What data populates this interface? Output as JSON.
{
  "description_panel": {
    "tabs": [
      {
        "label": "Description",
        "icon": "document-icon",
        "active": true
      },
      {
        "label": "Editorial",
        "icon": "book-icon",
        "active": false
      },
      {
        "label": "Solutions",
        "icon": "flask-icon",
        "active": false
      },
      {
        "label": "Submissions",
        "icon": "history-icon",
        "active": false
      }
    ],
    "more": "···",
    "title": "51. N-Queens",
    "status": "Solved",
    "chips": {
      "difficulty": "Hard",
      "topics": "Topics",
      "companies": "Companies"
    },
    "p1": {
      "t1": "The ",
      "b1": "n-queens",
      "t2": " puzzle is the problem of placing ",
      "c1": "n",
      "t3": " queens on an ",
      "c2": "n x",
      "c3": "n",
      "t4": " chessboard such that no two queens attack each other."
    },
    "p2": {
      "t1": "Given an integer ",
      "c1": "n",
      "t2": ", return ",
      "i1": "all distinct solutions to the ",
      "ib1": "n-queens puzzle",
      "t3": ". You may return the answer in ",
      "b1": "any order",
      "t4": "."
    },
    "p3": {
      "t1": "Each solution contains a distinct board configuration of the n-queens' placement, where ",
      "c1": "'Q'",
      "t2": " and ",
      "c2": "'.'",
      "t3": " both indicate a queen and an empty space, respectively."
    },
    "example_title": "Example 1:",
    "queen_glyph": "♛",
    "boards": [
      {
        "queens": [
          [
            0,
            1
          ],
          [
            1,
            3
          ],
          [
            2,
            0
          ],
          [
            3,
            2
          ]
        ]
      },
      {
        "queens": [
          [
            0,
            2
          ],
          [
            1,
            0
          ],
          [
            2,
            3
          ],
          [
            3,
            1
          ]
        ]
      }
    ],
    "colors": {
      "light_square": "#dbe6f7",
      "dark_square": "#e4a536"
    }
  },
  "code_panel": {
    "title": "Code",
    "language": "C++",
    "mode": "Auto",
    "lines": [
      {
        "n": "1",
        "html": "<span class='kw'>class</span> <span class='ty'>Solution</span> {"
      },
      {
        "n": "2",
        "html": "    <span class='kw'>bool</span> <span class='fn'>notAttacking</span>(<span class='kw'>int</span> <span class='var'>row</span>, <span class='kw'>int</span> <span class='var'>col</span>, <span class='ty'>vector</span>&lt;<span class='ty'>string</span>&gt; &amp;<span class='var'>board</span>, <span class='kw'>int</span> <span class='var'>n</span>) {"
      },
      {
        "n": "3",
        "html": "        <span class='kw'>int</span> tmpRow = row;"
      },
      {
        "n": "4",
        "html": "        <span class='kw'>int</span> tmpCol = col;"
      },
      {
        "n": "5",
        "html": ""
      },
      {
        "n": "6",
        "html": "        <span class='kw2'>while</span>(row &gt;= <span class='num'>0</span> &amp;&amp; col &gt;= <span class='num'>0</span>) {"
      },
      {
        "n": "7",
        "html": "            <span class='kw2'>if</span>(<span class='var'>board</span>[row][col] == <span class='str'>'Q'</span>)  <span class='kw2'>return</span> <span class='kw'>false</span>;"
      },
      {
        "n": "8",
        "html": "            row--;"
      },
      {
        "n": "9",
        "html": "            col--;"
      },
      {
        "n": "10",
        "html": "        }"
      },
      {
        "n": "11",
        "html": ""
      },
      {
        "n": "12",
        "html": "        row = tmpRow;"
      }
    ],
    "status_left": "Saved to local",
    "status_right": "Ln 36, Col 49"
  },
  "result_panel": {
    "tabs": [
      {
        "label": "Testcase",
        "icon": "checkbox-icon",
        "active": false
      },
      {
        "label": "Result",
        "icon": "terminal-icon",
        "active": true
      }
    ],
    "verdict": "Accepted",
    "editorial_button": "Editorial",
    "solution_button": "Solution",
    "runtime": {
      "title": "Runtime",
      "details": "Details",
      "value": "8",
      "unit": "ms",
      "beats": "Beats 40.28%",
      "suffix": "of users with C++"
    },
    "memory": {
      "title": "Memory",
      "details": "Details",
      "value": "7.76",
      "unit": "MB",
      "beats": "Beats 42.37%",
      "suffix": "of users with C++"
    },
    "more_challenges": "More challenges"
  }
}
+++++
EXERCISE OBJECTIVE:
Reproduce each entry above exactly, keeping every word.

WRITTEN REPLY:
What data populates this interface? Output as JSON.
{
  "description_panel": {
    "tabs": [
      {
        "label": "Description",
        "icon": "document-icon",
        "active": true
      },
      {
        "label": "Editorial",
        "icon": "book-icon",
        "active": false
      },
      {
        "label": "Solutions",
        "icon": "flask-icon",
        "active": false
      },
      {
        "label": "Submissions",
        "icon": "history-icon",
        "active": false
      }
    ],
    "more": "···",
    "title": "51. N-Queens",
    "status": "Solved",
    "chips": {
      "difficulty": "Hard",
      "topics": "Topics",
      "companies": "Companies"
    },
    "p1": {
      "t1": "The ",
      "b1": "n-queens",
      "t2": " puzzle is the problem of placing ",
      "c1": "n",
      "t3": " queens on an ",
      "c2": "n x",
      "c3": "n",
      "t4": " chessboard such that no two queens attack each other."
    },
    "p2": {
      "t1": "Given an integer ",
      "c1": "n",
      "t2": ", return ",
      "i1": "all distinct solutions to the ",
      "ib1": "n-queens puzzle",
      "t3": ". You may return the answer in ",
      "b1": "any order",
      "t4": "."
    },
    "p3": {
      "t1": "Each solution contains a distinct board configuration of the n-queens' placement, where ",
      "c1": "'Q'",
      "t2": " and ",
      "c2": "'.'",
      "t3": " both indicate a queen and an empty space, respectively."
    },
    "example_title": "Example 1:",
    "queen_glyph": "♛",
    "boards": [
      {
        "queens": [
          [
            0,
            1
          ],
          [
            1,
            3
          ],
          [
            2,
            0
          ],
          [
            3,
            2
          ]
        ]
      },
      {
        "queens": [
          [
            0,
            2
          ],
          [
            1,
            0
          ],
          [
            2,
            3
          ],
          [
            3,
            1
          ]
        ]
      }
    ],
    "colors": {
      "light_square": "#dbe6f7",
      "dark_square": "#e4a536"
    }
  },
  "code_panel": {
    "title": "Code",
    "language": "C++",
    "mode": "Auto",
    "lines": [
      {
        "n": "1",
        "html": "<span class='kw'>class</span> <span class='ty'>Solution</span> {"
      },
      {
        "n": "2",
        "html": "    <span class='kw'>bool</span> <span class='fn'>notAttacking</span>(<span class='kw'>int</span> <span class='var'>row</span>, <span class='kw'>int</span> <span class='var'>col</span>, <span class='ty'>vector</span>&lt;<span class='ty'>string</span>&gt; &amp;<span class='var'>board</span>, <span class='kw'>int</span> <span class='var'>n</span>) {"
      },
      {
        "n": "3",
        "html": "        <span class='kw'>int</span> tmpRow = row;"
      },
      {
        "n": "4",
        "html": "        <span class='kw'>int</span> tmpCol = col;"
      },
      {
        "n": "5",
        "html": ""
      },
      {
        "n": "6",
        "html": "        <span class='kw2'>while</span>(row &gt;= <span class='num'>0</span> &amp;&amp; col &gt;= <span class='num'>0</span>) {"
      },
      {
        "n": "7",
        "html": "            <span class='kw2'>if</span>(<span class='var'>board</span>[row][col] == <span class='str'>'Q'</span>)  <span class='kw2'>return</span> <span class='kw'>false</span>;"
      },
      {
        "n": "8",
        "html": "            row--;"
      },
      {
        "n": "9",
        "html": "            col--;"
      },
      {
        "n": "10",
        "html": "        }"
      },
      {
        "n": "11",
        "html": ""
      },
      {
        "n": "12",
        "html": "        row = tmpRow;"
      }
    ],
    "status_left": "Saved to local",
    "status_right": "Ln 36, Col 49"
  },
  "result_panel": {
    "tabs": [
      {
        "label": "Testcase",
        "icon": "checkbox-icon",
        "active": false
      },
      {
        "label": "Result",
        "icon": "terminal-icon",
        "active": true
      }
    ],
    "verdict": "Accepted",
    "editorial_button": "Editorial",
    "solution_button": "Solution",
    "runtime": {
      "title": "Runtime",
      "details": "Details",
      "value": "8",
      "unit": "ms",
      "beats": "Beats 40.28%",
      "suffix": "of users with C++"
    },
    "memory": {
      "title": "Memory",
      "details": "Details",
      "value": "7.76",
      "unit": "MB",
      "beats": "Beats 42.37%",
      "suffix": "of users with C++"
    },
    "more_challenges": "More challenges"
  }
}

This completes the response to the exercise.